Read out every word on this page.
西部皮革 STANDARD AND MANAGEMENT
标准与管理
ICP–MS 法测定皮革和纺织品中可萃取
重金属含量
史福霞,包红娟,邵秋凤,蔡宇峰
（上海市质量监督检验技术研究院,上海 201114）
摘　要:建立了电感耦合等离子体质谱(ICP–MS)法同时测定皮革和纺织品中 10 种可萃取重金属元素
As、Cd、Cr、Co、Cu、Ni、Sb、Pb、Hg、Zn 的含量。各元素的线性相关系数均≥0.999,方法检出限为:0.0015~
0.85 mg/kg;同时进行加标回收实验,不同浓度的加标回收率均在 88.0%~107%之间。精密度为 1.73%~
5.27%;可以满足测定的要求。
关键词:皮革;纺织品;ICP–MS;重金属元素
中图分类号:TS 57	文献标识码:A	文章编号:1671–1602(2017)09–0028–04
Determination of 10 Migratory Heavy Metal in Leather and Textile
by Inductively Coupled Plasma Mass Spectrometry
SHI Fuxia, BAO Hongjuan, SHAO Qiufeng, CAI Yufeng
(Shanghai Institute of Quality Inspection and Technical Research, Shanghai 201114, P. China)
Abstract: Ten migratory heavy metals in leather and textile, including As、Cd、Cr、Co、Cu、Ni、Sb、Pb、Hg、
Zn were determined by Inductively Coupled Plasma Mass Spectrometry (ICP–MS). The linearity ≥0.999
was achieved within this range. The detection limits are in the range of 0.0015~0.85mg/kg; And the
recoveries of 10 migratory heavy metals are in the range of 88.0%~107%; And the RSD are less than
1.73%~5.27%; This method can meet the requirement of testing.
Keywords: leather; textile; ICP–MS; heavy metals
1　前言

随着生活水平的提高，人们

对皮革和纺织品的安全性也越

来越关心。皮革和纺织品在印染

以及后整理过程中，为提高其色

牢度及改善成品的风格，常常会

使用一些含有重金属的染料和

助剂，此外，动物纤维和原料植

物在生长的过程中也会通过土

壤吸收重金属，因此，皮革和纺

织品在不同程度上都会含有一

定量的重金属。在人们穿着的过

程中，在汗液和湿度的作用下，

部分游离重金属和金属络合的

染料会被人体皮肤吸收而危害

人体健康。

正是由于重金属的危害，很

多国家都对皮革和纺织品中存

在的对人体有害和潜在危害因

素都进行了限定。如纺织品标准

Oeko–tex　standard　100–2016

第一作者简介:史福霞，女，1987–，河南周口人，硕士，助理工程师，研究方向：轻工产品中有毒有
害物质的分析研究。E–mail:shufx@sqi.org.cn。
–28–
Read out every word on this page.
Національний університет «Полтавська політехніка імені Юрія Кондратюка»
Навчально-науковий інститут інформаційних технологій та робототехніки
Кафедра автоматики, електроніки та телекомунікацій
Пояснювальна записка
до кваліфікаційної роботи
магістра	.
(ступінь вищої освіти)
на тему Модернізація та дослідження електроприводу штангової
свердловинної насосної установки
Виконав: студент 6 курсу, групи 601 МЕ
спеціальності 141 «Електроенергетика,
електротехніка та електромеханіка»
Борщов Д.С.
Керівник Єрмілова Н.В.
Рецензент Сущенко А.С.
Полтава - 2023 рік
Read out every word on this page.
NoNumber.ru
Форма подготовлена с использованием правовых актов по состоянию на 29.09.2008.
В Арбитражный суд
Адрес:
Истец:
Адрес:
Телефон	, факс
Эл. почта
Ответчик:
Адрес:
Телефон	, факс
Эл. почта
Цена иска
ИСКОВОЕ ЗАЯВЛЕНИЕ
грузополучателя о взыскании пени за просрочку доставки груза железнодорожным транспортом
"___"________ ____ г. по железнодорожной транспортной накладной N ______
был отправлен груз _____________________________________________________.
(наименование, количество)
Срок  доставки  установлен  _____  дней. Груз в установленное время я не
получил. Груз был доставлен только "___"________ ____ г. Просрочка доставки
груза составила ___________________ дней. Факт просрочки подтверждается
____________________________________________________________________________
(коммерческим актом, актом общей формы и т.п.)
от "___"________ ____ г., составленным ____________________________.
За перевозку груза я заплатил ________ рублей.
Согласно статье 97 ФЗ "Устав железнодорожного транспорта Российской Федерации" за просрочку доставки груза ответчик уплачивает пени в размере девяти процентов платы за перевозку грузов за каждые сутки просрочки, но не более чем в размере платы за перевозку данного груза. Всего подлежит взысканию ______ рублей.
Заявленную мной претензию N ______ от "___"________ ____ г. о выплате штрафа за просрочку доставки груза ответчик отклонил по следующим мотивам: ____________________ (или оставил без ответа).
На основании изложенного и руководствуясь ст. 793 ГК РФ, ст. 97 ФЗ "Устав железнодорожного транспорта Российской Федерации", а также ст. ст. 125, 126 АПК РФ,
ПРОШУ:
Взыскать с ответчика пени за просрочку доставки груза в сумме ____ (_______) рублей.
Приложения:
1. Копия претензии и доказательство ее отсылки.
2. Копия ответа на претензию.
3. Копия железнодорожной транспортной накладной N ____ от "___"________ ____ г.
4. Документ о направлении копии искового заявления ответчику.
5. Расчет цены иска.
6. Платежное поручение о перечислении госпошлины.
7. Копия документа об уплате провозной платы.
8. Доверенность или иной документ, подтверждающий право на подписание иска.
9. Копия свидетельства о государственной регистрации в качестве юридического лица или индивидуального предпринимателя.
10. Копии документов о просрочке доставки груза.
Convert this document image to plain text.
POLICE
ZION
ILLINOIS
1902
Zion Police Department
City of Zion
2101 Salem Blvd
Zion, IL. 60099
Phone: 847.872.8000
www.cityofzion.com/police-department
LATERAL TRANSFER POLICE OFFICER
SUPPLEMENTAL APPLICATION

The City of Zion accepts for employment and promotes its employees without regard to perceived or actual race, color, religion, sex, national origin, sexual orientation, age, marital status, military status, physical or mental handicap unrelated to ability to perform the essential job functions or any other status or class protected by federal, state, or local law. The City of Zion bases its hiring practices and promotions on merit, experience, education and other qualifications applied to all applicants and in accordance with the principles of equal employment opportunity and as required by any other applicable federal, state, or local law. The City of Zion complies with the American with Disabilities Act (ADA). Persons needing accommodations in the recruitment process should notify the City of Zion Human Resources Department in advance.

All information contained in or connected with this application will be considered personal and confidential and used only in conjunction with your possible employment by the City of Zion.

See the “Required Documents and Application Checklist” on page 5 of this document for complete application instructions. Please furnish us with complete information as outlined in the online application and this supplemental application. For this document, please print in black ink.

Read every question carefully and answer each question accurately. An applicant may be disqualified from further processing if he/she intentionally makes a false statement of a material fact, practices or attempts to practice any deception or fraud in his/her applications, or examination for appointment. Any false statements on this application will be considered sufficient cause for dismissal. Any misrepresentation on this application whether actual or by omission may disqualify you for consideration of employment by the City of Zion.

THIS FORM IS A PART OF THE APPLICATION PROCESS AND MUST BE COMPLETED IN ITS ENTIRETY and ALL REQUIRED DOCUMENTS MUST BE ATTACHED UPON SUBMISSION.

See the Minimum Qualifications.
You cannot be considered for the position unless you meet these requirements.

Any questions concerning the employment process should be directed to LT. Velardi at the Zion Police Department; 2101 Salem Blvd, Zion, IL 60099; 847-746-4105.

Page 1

(Short task)
Copy every line of the records word for word.

(Answer in full)
Read out every word on this page.
西部皮革 STANDARD AND MANAGEMENT
标准与管理
ICP–MS 法测定皮革和纺织品中可萃取
重金属含量
史福霞,包红娟,邵秋凤,蔡宇峰
（上海市质量监督检验技术研究院,上海 201114）
摘　要:建立了电感耦合等离子体质谱(ICP–MS)法同时测定皮革和纺织品中 10 种可萃取重金属元素
As、Cd、Cr、Co、Cu、Ni、Sb、Pb、Hg、Zn 的含量。各元素的线性相关系数均≥0.999,方法检出限为:0.0015~
0.85 mg/kg;同时进行加标回收实验,不同浓度的加标回收率均在 88.0%~107%之间。精密度为 1.73%~
5.27%;可以满足测定的要求。
关键词:皮革;纺织品;ICP–MS;重金属元素
中图分类号:TS 57	文献标识码:A	文章编号:1671–1602(2017)09–0028–04
Determination of 10 Migratory Heavy Metal in Leather and Textile
by Inductively Coupled Plasma Mass Spectrometry
SHI Fuxia, BAO Hongjuan, SHAO Qiufeng, CAI Yufeng
(Shanghai Institute of Quality Inspection and Technical Research, Shanghai 201114, P. China)
Abstract: Ten migratory heavy metals in leather and textile, including As、Cd、Cr、Co、Cu、Ni、Sb、Pb、Hg、
Zn were determined by Inductively Coupled Plasma Mass Spectrometry (ICP–MS). The linearity ≥0.999
was achieved within this range. The detection limits are in the range of 0.0015~0.85mg/kg; And the
recoveries of 10 migratory heavy metals are in the range of 88.0%~107%; And the RSD are less than
1.73%~5.27%; This method can meet the requirement of testing.
Keywords: leather; textile; ICP–MS; heavy metals
1　前言

随着生活水平的提高，人们

对皮革和纺织品的安全性也越

来越关心。皮革和纺织品在印染

以及后整理过程中，为提高其色

牢度及改善成品的风格，常常会

使用一些含有重金属的染料和

助剂，此外，动物纤维和原料植

物在生长的过程中也会通过土

壤吸收重金属，因此，皮革和纺

织品在不同程度上都会含有一

定量的重金属。在人们穿着的过

程中，在汗液和湿度的作用下，

部分游离重金属和金属络合的

染料会被人体皮肤吸收而危害

人体健康。

正是由于重金属的危害，很

多国家都对皮革和纺织品中存

在的对人体有害和潜在危害因

素都进行了限定。如纺织品标准

Oeko–tex　standard　100–2016

第一作者简介:史福霞，女，1987–，河南周口人，硕士，助理工程师，研究方向：轻工产品中有毒有
害物质的分析研究。E–mail:shufx@sqi.org.cn。
–28–
Read out every word on this page.
Національний університет «Полтавська політехніка імені Юрія Кондратюка»
Навчально-науковий інститут інформаційних технологій та робототехніки
Кафедра автоматики, електроніки та телекомунікацій
Пояснювальна записка
до кваліфікаційної роботи
магістра	.
(ступінь вищої освіти)
на тему Модернізація та дослідження електроприводу штангової
свердловинної насосної установки
Виконав: студент 6 курсу, групи 601 МЕ
спеціальності 141 «Електроенергетика,
електротехніка та електромеханіка»
Борщов Д.С.
Керівник Єрмілова Н.В.
Рецензент Сущенко А.С.
Полтава - 2023 рік
Read out every word on this page.
NoNumber.ru
Форма подготовлена с использованием правовых актов по состоянию на 29.09.2008.
В Арбитражный суд
Адрес:
Истец:
Адрес:
Телефон	, факс
Эл. почта
Ответчик:
Адрес:
Телефон	, факс
Эл. почта
Цена иска
ИСКОВОЕ ЗАЯВЛЕНИЕ
грузополучателя о взыскании пени за просрочку доставки груза железнодорожным транспортом
"___"________ ____ г. по железнодорожной транспортной накладной N ______
был отправлен груз _____________________________________________________.
(наименование, количество)
Срок  доставки  установлен  _____  дней. Груз в установленное время я не
получил. Груз был доставлен только "___"________ ____ г. Просрочка доставки
груза составила ___________________ дней. Факт просрочки подтверждается
____________________________________________________________________________
(коммерческим актом, актом общей формы и т.п.)
от "___"________ ____ г., составленным ____________________________.
За перевозку груза я заплатил ________ рублей.
Согласно статье 97 ФЗ "Устав железнодорожного транспорта Российской Федерации" за просрочку доставки груза ответчик уплачивает пени в размере девяти процентов платы за перевозку грузов за каждые сутки просрочки, но не более чем в размере платы за перевозку данного груза. Всего подлежит взысканию ______ рублей.
Заявленную мной претензию N ______ от "___"________ ____ г. о выплате штрафа за просрочку доставки груза ответчик отклонил по следующим мотивам: ____________________ (или оставил без ответа).
На основании изложенного и руководствуясь ст. 793 ГК РФ, ст. 97 ФЗ "Устав железнодорожного транспорта Российской Федерации", а также ст. ст. 125, 126 АПК РФ,
ПРОШУ:
Взыскать с ответчика пени за просрочку доставки груза в сумме ____ (_______) рублей.
Приложения:
1. Копия претензии и доказательство ее отсылки.
2. Копия ответа на претензию.
3. Копия железнодорожной транспортной накладной N ____ от "___"________ ____ г.
4. Документ о направлении копии искового заявления ответчику.
5. Расчет цены иска.
6. Платежное поручение о перечислении госпошлины.
7. Копия документа об уплате провозной платы.
8. Доверенность или иной документ, подтверждающий право на подписание иска.
9. Копия свидетельства о государственной регистрации в качестве юридического лица или индивидуального предпринимателя.
10. Копии документов о просрочке доставки груза.
Convert this document image to plain text.
POLICE
ZION
ILLINOIS
1902
Zion Police Department
City of Zion
2101 Salem Blvd
Zion, IL. 60099
Phone: 847.872.8000
www.cityofzion.com/police-department
LATERAL TRANSFER POLICE OFFICER
SUPPLEMENTAL APPLICATION

The City of Zion accepts for employment and promotes its employees without regard to perceived or actual race, color, religion, sex, national origin, sexual orientation, age, marital status, military status, physical or mental handicap unrelated to ability to perform the essential job functions or any other status or class protected by federal, state, or local law. The City of Zion bases its hiring practices and promotions on merit, experience, education and other qualifications applied to all applicants and in accordance with the principles of equal employment opportunity and as required by any other applicable federal, state, or local law. The City of Zion complies with the American with Disabilities Act (ADA). Persons needing accommodations in the recruitment process should notify the City of Zion Human Resources Department in advance.

All information contained in or connected with this application will be considered personal and confidential and used only in conjunction with your possible employment by the City of Zion.

See the “Required Documents and Application Checklist” on page 5 of this document for complete application instructions. Please furnish us with complete information as outlined in the online application and this supplemental application. For this document, please print in black ink.

Read every question carefully and answer each question accurately. An applicant may be disqualified from further processing if he/she intentionally makes a false statement of a material fact, practices or attempts to practice any deception or fraud in his/her applications, or examination for appointment. Any false statements on this application will be considered sufficient cause for dismissal. Any misrepresentation on this application whether actual or by omission may disqualify you for consideration of employment by the City of Zion.

THIS FORM IS A PART OF THE APPLICATION PROCESS AND MUST BE COMPLETED IN ITS ENTIRETY and ALL REQUIRED DOCUMENTS MUST BE ATTACHED UPON SUBMISSION.

See the Minimum Qualifications.
You cannot be considered for the position unless you meet these requirements.

Any questions concerning the employment process should be directed to LT. Velardi at the Zion Police Department; 2101 Salem Blvd, Zion, IL 60099; 847-746-4105.

Page 1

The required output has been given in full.